▽
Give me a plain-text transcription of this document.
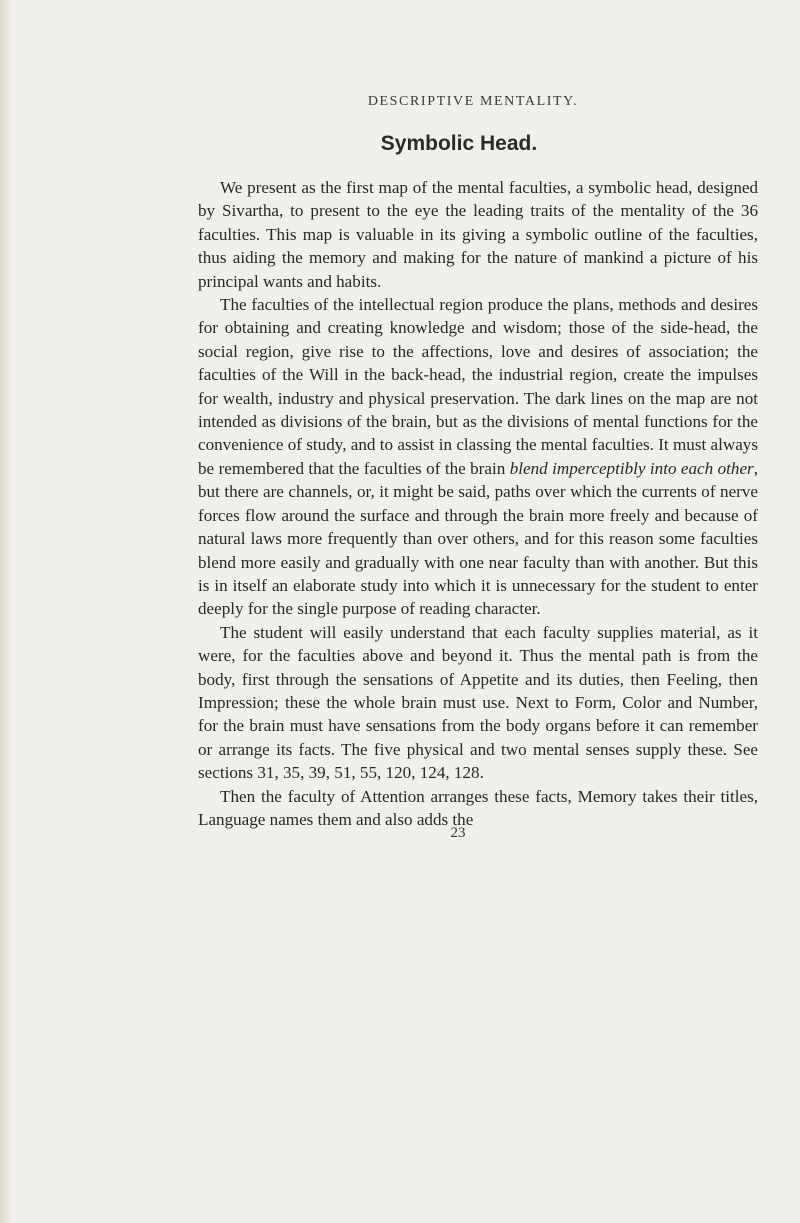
DESCRIPTIVE MENTALITY.
Symbolic Head.

We present as the first map of the mental faculties, a symbolic head, designed by Sivartha, to present to the eye the leading traits of the mentality of the 36 faculties. This map is valuable in its giving a symbolic outline of the faculties, thus aiding the memory and making for the nature of mankind a picture of his principal wants and habits.

The faculties of the intellectual region produce the plans, methods and desires for obtaining and creating knowledge and wisdom; those of the side-head, the social region, give rise to the affections, love and desires of association; the faculties of the Will in the back-head, the industrial region, create the impulses for wealth, industry and physical preservation. The dark lines on the map are not intended as divisions of the brain, but as the divisions of mental functions for the convenience of study, and to assist in classing the mental faculties. It must always be remembered that the faculties of the brain blend imperceptibly into each other, but there are channels, or, it might be said, paths over which the currents of nerve forces flow around the surface and through the brain more freely and because of natural laws more frequently than over others, and for this reason some faculties blend more easily and gradually with one near faculty than with another. But this is in itself an elaborate study into which it is unnecessary for the student to enter deeply for the single purpose of reading character.

The student will easily understand that each faculty supplies material, as it were, for the faculties above and beyond it. Thus the mental path is from the body, first through the sensations of Appetite and its duties, then Feeling, then Impression; these the whole brain must use. Next to Form, Color and Number, for the brain must have sensations from the body organs before it can remember or arrange its facts. The five physical and two mental senses supply these. See sections 31, 35, 39, 51, 55, 120, 124, 128.

Then the faculty of Attention arranges these facts, Memory takes their titles, Language names them and also adds the

23
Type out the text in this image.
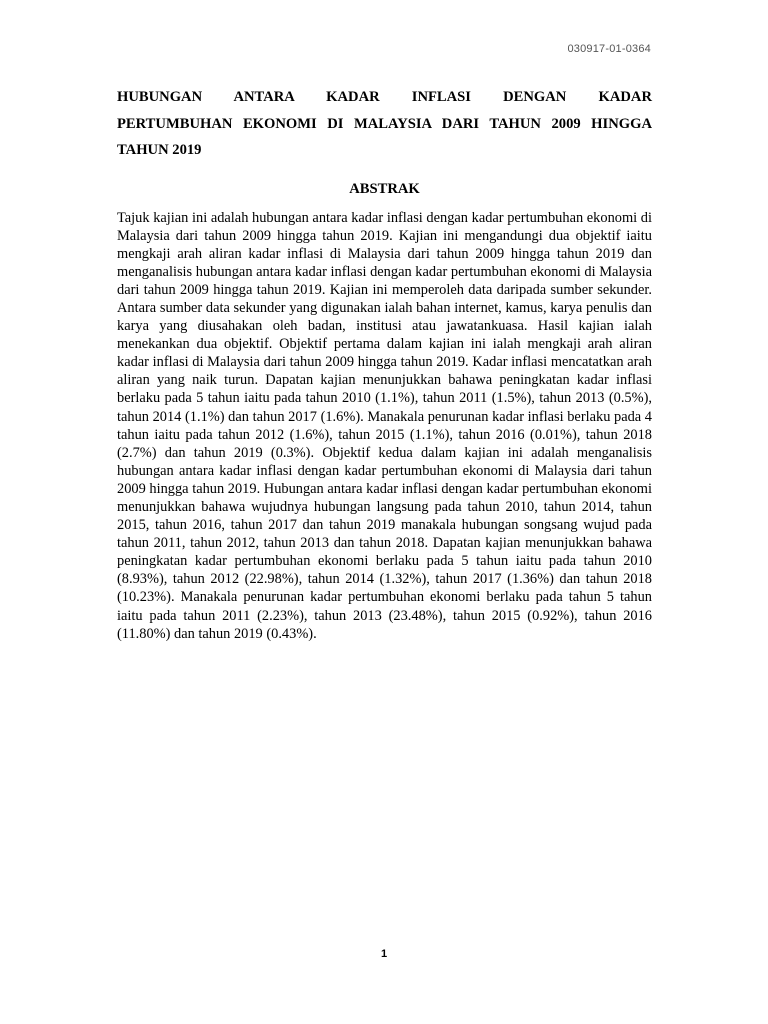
030917-01-0364
HUBUNGAN ANTARA KADAR INFLASI DENGAN KADAR
PERTUMBUHAN EKONOMI DI MALAYSIA DARI TAHUN 2009 HINGGA
TAHUN 2019
ABSTRAK

Tajuk kajian ini adalah hubungan antara kadar inflasi dengan kadar pertumbuhan ekonomi di Malaysia dari tahun 2009 hingga tahun 2019. Kajian ini mengandungi dua objektif iaitu mengkaji arah aliran kadar inflasi di Malaysia dari tahun 2009 hingga tahun 2019 dan menganalisis hubungan antara kadar inflasi dengan kadar pertumbuhan ekonomi di Malaysia dari tahun 2009 hingga tahun 2019. Kajian ini memperoleh data daripada sumber sekunder. Antara sumber data sekunder yang digunakan ialah bahan internet, kamus, karya penulis dan karya yang diusahakan oleh badan, institusi atau jawatankuasa. Hasil kajian ialah menekankan dua objektif. Objektif pertama dalam kajian ini ialah mengkaji arah aliran kadar inflasi di Malaysia dari tahun 2009 hingga tahun 2019. Kadar inflasi mencatatkan arah aliran yang naik turun. Dapatan kajian menunjukkan bahawa peningkatan kadar inflasi berlaku pada 5 tahun iaitu pada tahun 2010 (1.1%), tahun 2011 (1.5%), tahun 2013 (0.5%), tahun 2014 (1.1%) dan tahun 2017 (1.6%). Manakala penurunan kadar inflasi berlaku pada 4 tahun iaitu pada tahun 2012 (1.6%), tahun 2015 (1.1%), tahun 2016 (0.01%), tahun 2018 (2.7%) dan tahun 2019 (0.3%). Objektif kedua dalam kajian ini adalah menganalisis hubungan antara kadar inflasi dengan kadar pertumbuhan ekonomi di Malaysia dari tahun 2009 hingga tahun 2019. Hubungan antara kadar inflasi dengan kadar pertumbuhan ekonomi menunjukkan bahawa wujudnya hubungan langsung pada tahun 2010, tahun 2014, tahun 2015, tahun 2016, tahun 2017 dan tahun 2019 manakala hubungan songsang wujud pada tahun 2011, tahun 2012, tahun 2013 dan tahun 2018. Dapatan kajian menunjukkan bahawa peningkatan kadar pertumbuhan ekonomi berlaku pada 5 tahun iaitu pada tahun 2010 (8.93%), tahun 2012 (22.98%), tahun 2014 (1.32%), tahun 2017 (1.36%) dan tahun 2018 (10.23%). Manakala penurunan kadar pertumbuhan ekonomi berlaku pada tahun 5 tahun iaitu pada tahun 2011 (2.23%), tahun 2013 (23.48%), tahun 2015 (0.92%), tahun 2016 (11.80%) dan tahun 2019 (0.43%).

1
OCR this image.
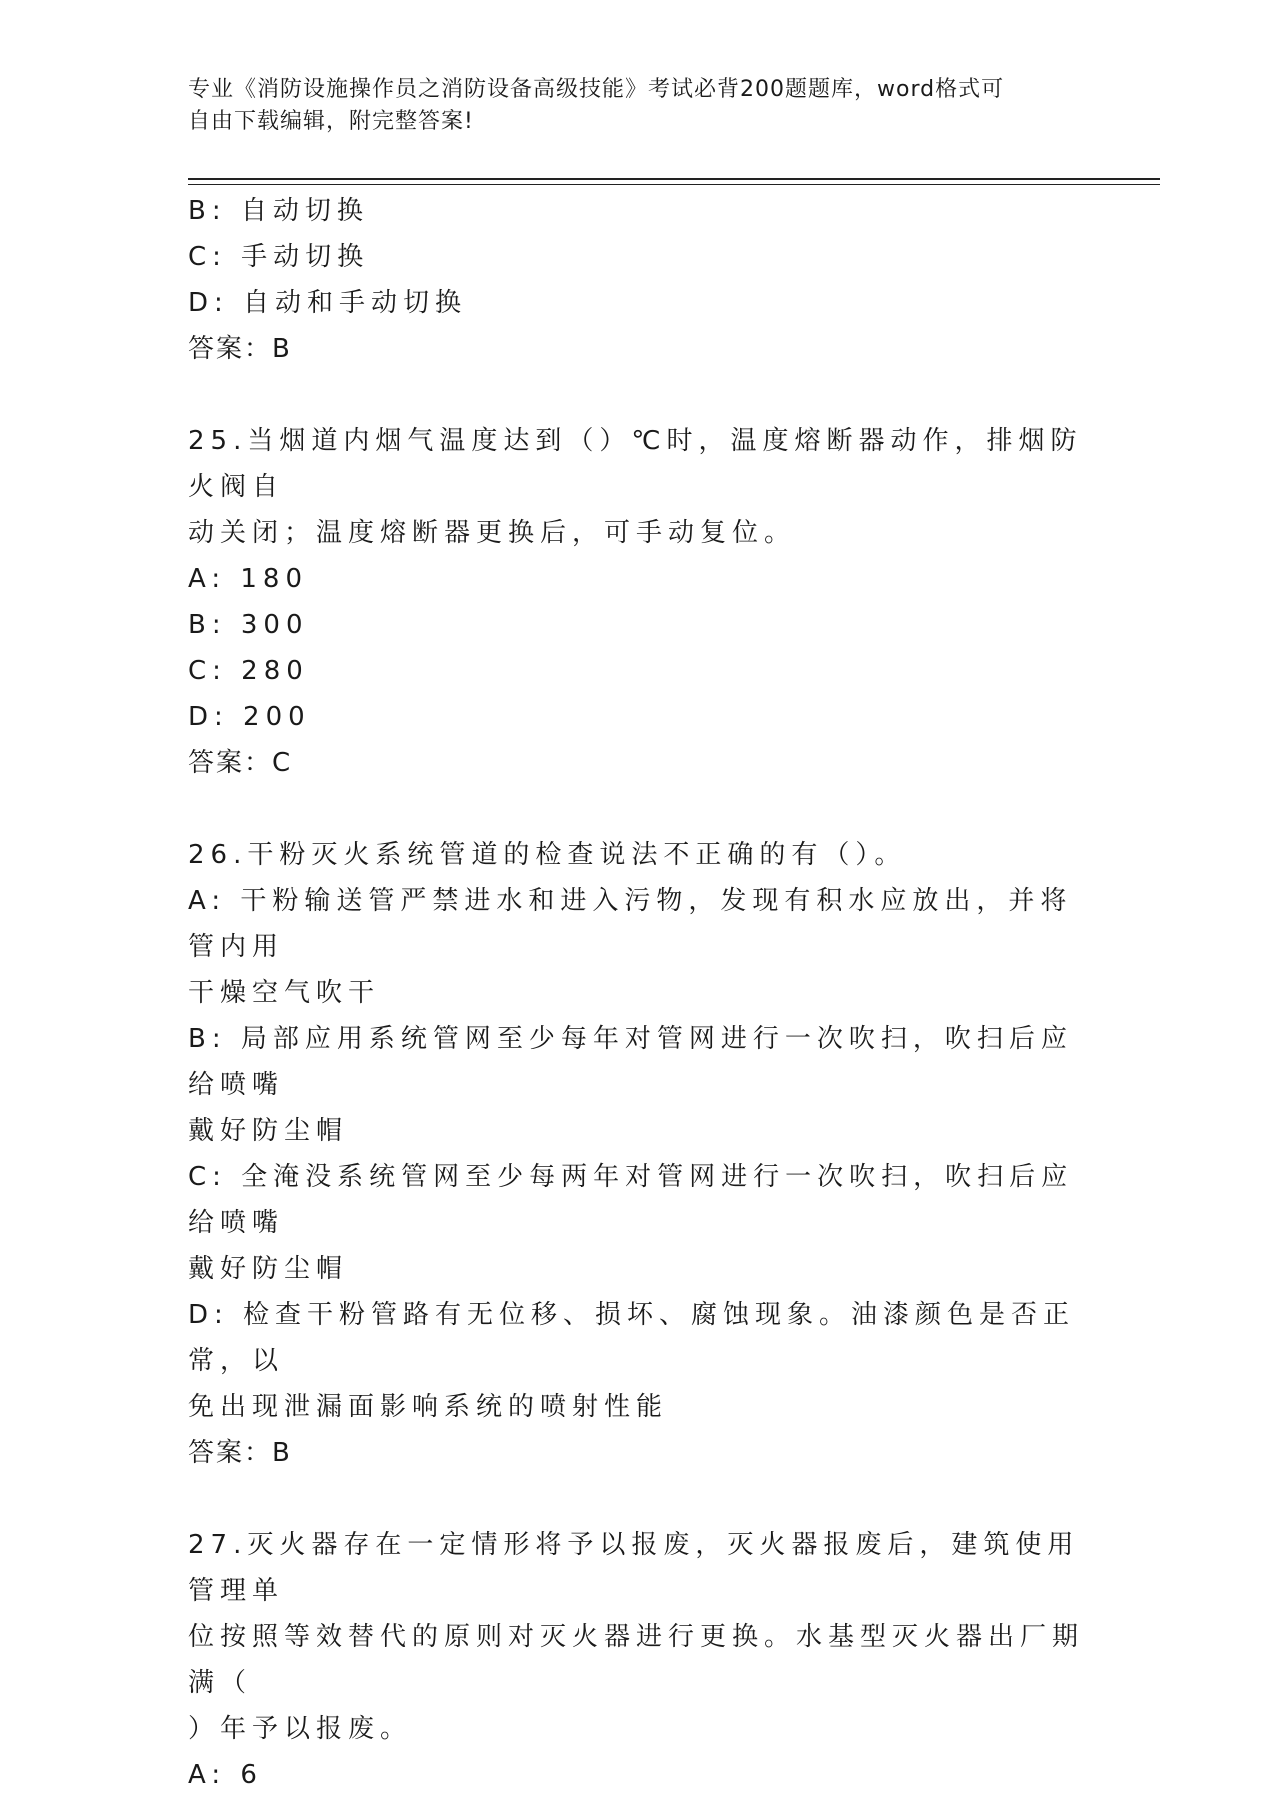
专业《消防设施操作员之消防设备高级技能》考试必背200题题库，word格式可
自由下载编辑，附完整答案!

B: 自动切换

C: 手动切换

D: 自动和手动切换

答案：B

25.当烟道内烟气温度达到（）℃时，温度熔断器动作，排烟防火阀自

动关闭；温度熔断器更换后，可手动复位。

A: 180

B: 300

C: 280

D: 200

答案：C

26.干粉灭火系统管道的检查说法不正确的有（）。

A: 干粉输送管严禁进水和进入污物，发现有积水应放出，并将管内用

干燥空气吹干

B: 局部应用系统管网至少每年对管网进行一次吹扫，吹扫后应给喷嘴

戴好防尘帽

C: 全淹没系统管网至少每两年对管网进行一次吹扫，吹扫后应给喷嘴

戴好防尘帽

D: 检查干粉管路有无位移、损坏、腐蚀现象。油漆颜色是否正常，以

免出现泄漏面影响系统的喷射性能

答案：B

27.灭火器存在一定情形将予以报废，灭火器报废后，建筑使用管理单

位按照等效替代的原则对灭火器进行更换。水基型灭火器出厂期满（

）年予以报废。

A: 6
△
**EXERCISE DESCRIPTION:**
Determine the number of lines in the entries above where the string "image" appears. Answer with the number alone.

**EXPECTED OUTPUT:**
2